[Collection entries]

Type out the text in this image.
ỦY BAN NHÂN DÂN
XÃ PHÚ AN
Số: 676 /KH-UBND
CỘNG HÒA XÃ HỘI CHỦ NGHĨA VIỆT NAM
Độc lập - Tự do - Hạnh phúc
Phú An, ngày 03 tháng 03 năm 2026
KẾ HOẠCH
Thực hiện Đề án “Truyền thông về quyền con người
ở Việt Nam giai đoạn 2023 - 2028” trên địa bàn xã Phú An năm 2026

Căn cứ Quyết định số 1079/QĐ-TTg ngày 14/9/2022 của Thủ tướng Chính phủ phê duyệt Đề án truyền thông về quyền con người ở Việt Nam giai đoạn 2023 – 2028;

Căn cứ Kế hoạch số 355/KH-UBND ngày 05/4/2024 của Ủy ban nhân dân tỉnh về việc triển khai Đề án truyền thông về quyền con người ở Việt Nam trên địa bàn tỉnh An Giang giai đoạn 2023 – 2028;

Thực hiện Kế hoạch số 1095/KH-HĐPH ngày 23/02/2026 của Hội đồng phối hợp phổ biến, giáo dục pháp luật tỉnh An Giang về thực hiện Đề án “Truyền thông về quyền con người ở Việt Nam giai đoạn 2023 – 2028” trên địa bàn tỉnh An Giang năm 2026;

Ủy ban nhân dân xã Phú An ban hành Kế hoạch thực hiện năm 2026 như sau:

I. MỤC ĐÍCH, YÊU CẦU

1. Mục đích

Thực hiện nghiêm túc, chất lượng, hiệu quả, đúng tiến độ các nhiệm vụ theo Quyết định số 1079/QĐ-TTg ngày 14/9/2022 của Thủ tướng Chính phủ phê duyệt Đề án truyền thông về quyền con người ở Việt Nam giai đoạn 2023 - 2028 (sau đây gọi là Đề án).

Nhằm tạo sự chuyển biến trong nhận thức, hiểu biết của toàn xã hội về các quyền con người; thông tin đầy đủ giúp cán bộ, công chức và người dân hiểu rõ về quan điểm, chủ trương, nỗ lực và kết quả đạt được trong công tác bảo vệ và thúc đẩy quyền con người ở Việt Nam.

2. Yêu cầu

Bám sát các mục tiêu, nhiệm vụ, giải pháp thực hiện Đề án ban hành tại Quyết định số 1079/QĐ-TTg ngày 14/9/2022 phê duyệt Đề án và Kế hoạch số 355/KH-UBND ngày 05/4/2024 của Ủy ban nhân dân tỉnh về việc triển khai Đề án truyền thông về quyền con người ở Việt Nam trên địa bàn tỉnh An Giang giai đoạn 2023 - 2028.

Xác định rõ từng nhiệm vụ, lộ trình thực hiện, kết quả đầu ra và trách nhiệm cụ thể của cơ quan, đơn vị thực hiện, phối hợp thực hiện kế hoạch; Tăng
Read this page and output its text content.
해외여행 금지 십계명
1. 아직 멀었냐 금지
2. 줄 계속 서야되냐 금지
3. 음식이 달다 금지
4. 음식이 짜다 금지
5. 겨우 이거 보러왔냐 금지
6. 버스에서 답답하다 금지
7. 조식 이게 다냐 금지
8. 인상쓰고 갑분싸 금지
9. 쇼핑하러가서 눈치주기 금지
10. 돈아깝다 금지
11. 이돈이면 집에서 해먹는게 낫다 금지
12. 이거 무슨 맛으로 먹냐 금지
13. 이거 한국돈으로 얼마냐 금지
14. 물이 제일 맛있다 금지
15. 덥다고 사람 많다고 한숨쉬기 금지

_AIM_:
Provide an exact reproduction of all the entries shown above.

_OUTPUT_:
Type out the text in this image.
ỦY BAN NHÂN DÂN
XÃ PHÚ AN
Số: 676 /KH-UBND
CỘNG HÒA XÃ HỘI CHỦ NGHĨA VIỆT NAM
Độc lập - Tự do - Hạnh phúc
Phú An, ngày 03 tháng 03 năm 2026
KẾ HOẠCH
Thực hiện Đề án “Truyền thông về quyền con người
ở Việt Nam giai đoạn 2023 - 2028” trên địa bàn xã Phú An năm 2026

Căn cứ Quyết định số 1079/QĐ-TTg ngày 14/9/2022 của Thủ tướng Chính phủ phê duyệt Đề án truyền thông về quyền con người ở Việt Nam giai đoạn 2023 – 2028;

Căn cứ Kế hoạch số 355/KH-UBND ngày 05/4/2024 của Ủy ban nhân dân tỉnh về việc triển khai Đề án truyền thông về quyền con người ở Việt Nam trên địa bàn tỉnh An Giang giai đoạn 2023 – 2028;

Thực hiện Kế hoạch số 1095/KH-HĐPH ngày 23/02/2026 của Hội đồng phối hợp phổ biến, giáo dục pháp luật tỉnh An Giang về thực hiện Đề án “Truyền thông về quyền con người ở Việt Nam giai đoạn 2023 – 2028” trên địa bàn tỉnh An Giang năm 2026;

Ủy ban nhân dân xã Phú An ban hành Kế hoạch thực hiện năm 2026 như sau:

I. MỤC ĐÍCH, YÊU CẦU

1. Mục đích

Thực hiện nghiêm túc, chất lượng, hiệu quả, đúng tiến độ các nhiệm vụ theo Quyết định số 1079/QĐ-TTg ngày 14/9/2022 của Thủ tướng Chính phủ phê duyệt Đề án truyền thông về quyền con người ở Việt Nam giai đoạn 2023 - 2028 (sau đây gọi là Đề án).

Nhằm tạo sự chuyển biến trong nhận thức, hiểu biết của toàn xã hội về các quyền con người; thông tin đầy đủ giúp cán bộ, công chức và người dân hiểu rõ về quan điểm, chủ trương, nỗ lực và kết quả đạt được trong công tác bảo vệ và thúc đẩy quyền con người ở Việt Nam.

2. Yêu cầu

Bám sát các mục tiêu, nhiệm vụ, giải pháp thực hiện Đề án ban hành tại Quyết định số 1079/QĐ-TTg ngày 14/9/2022 phê duyệt Đề án và Kế hoạch số 355/KH-UBND ngày 05/4/2024 của Ủy ban nhân dân tỉnh về việc triển khai Đề án truyền thông về quyền con người ở Việt Nam trên địa bàn tỉnh An Giang giai đoạn 2023 - 2028.

Xác định rõ từng nhiệm vụ, lộ trình thực hiện, kết quả đầu ra và trách nhiệm cụ thể của cơ quan, đơn vị thực hiện, phối hợp thực hiện kế hoạch; Tăng
Read this page and output its text content.
해외여행 금지 십계명
1. 아직 멀었냐 금지
2. 줄 계속 서야되냐 금지
3. 음식이 달다 금지
4. 음식이 짜다 금지
5. 겨우 이거 보러왔냐 금지
6. 버스에서 답답하다 금지
7. 조식 이게 다냐 금지
8. 인상쓰고 갑분싸 금지
9. 쇼핑하러가서 눈치주기 금지
10. 돈아깝다 금지
11. 이돈이면 집에서 해먹는게 낫다 금지
12. 이거 무슨 맛으로 먹냐 금지
13. 이거 한국돈으로 얼마냐 금지
14. 물이 제일 맛있다 금지
15. 덥다고 사람 많다고 한숨쉬기 금지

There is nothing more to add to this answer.